<<<<

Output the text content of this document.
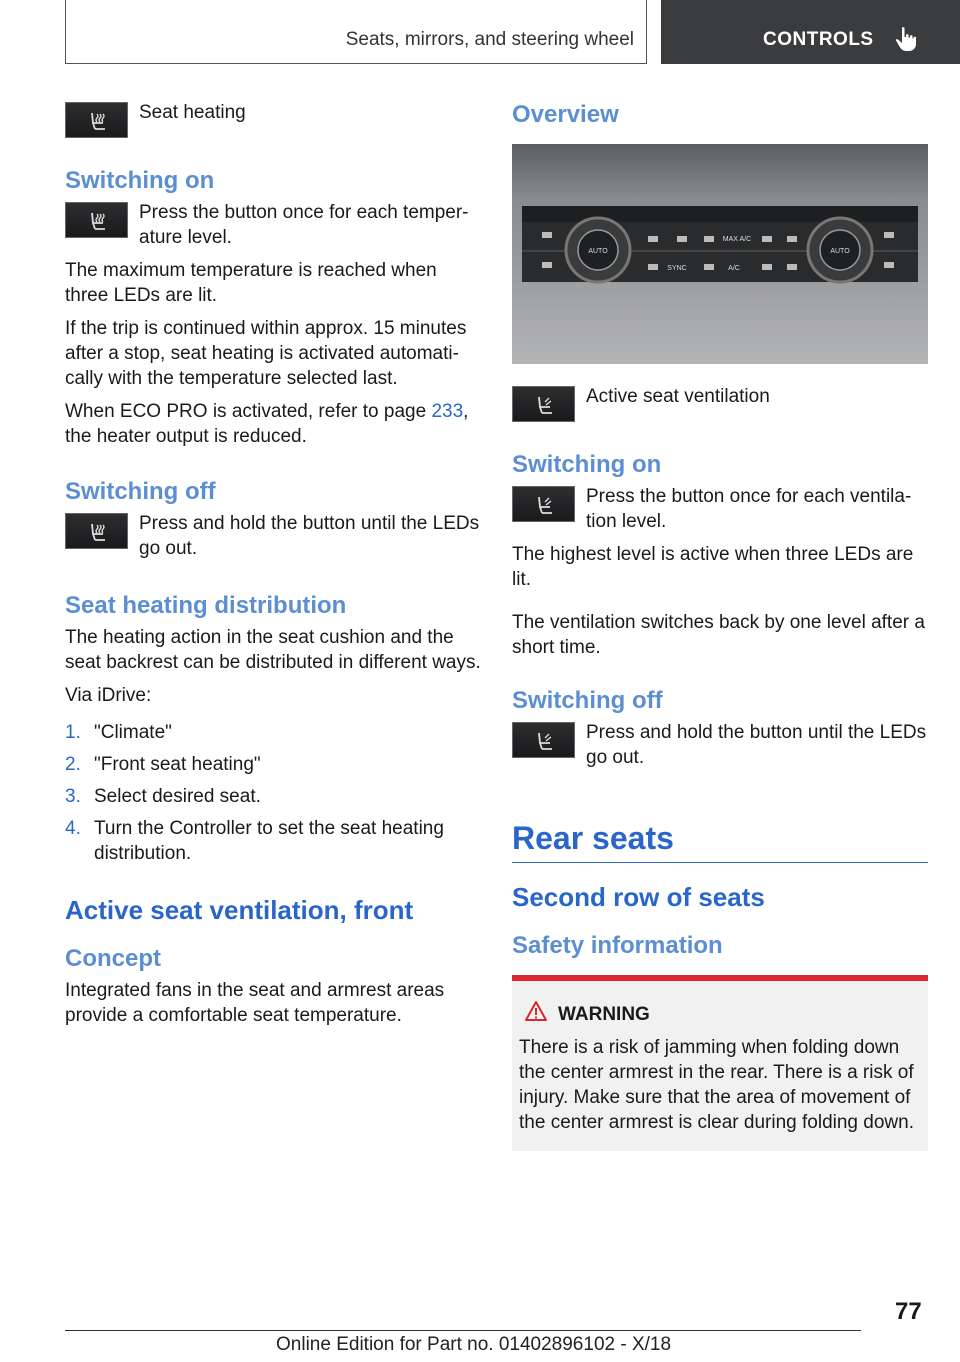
Seats, mirrors, and steering wheel	CONTROLS
Seat heating
Switching on
Press the button once for each temper‐ature level.

The maximum temperature is reached when three LEDs are lit.

If the trip is continued within approx. 15 minutes after a stop, seat heating is activated automati‐cally with the temperature selected last.

When ECO PRO is activated, refer to page 233, the heater output is reduced.

Switching off
Press and hold the button until the LEDs go out.
Seat heating distribution

The heating action in the seat cushion and the seat backrest can be distributed in different ways.

Via iDrive:

1. "Climate"
2. "Front seat heating"
3. Select desired seat.
4. Turn the Controller to set the seat heating distribution.
Active seat ventilation, front
Concept

Integrated fans in the seat and armrest areas provide a comfortable seat temperature.

Overview
AUTO	AUTO
MAX A/C
SYNC	A/C
Active seat ventilation
Switching on
Press the button once for each ventila‐tion level.

The highest level is active when three LEDs are lit.

The ventilation switches back by one level after a short time.

Switching off
Press and hold the button until the LEDs go out.
Rear seats
Second row of seats
Safety information
WARNING
There is a risk of jamming when folding down the center armrest in the rear. There is a risk of injury. Make sure that the area of movement of the center armrest is clear during folding down.
77
Online Edition for Part no. 01402896102 - X/18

>>>>

• _Your objective_:
Copy out every line where the word "three" occurs.

• _Task output_:
The maximum temperature is reached when three LEDs are lit.
The highest level is active when three LEDs are lit.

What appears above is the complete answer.